State how many lines of the records contain the string "todos". Give the number alone.

#### SUPPLIED RECORDS ####

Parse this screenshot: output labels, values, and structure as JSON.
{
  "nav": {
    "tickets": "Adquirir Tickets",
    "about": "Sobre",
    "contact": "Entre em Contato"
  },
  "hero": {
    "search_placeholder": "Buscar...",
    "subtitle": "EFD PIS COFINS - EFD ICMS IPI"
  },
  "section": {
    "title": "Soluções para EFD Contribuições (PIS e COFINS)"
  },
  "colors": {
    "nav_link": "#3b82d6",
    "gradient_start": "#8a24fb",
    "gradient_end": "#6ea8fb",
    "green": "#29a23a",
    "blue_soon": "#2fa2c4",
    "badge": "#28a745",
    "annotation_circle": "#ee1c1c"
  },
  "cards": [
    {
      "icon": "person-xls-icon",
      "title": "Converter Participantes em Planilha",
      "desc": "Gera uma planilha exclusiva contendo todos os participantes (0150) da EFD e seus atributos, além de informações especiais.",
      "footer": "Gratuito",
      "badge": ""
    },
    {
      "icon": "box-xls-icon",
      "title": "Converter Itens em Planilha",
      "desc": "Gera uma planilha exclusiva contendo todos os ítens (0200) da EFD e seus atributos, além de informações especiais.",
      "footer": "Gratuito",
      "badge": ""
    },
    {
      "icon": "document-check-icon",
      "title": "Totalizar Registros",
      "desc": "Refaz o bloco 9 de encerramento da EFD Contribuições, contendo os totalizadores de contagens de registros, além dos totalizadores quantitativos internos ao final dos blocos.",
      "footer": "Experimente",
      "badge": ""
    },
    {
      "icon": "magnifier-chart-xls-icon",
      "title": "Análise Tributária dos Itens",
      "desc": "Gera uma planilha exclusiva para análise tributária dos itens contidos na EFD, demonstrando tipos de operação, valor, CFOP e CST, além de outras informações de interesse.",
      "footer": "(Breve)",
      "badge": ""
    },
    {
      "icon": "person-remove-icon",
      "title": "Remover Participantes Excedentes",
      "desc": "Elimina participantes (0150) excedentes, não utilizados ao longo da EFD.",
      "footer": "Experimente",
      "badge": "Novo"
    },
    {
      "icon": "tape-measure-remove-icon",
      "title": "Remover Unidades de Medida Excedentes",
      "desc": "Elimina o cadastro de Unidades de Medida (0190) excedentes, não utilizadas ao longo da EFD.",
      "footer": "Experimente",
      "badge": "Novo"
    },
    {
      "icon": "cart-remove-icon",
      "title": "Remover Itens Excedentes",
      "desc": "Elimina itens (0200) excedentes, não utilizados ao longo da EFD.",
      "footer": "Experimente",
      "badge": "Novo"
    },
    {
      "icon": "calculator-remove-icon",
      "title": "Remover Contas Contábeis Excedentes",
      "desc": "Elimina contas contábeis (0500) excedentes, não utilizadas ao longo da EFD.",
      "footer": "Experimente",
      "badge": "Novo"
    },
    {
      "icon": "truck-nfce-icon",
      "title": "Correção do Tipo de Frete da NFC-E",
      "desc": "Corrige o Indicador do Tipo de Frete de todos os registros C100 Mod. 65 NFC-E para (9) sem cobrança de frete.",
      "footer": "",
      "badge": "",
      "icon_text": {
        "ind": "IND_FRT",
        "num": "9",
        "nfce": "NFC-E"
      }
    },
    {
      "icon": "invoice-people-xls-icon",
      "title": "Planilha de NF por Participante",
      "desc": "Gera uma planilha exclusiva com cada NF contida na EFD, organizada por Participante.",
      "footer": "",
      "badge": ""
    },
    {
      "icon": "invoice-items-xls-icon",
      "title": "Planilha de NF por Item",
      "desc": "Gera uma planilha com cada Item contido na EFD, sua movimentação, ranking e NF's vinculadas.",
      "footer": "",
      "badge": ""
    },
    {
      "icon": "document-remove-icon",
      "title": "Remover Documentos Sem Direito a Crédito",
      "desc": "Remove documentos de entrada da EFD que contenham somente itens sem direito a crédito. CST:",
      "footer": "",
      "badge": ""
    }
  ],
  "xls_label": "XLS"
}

####

OUTPUT FOR THIS EXERCISE = 3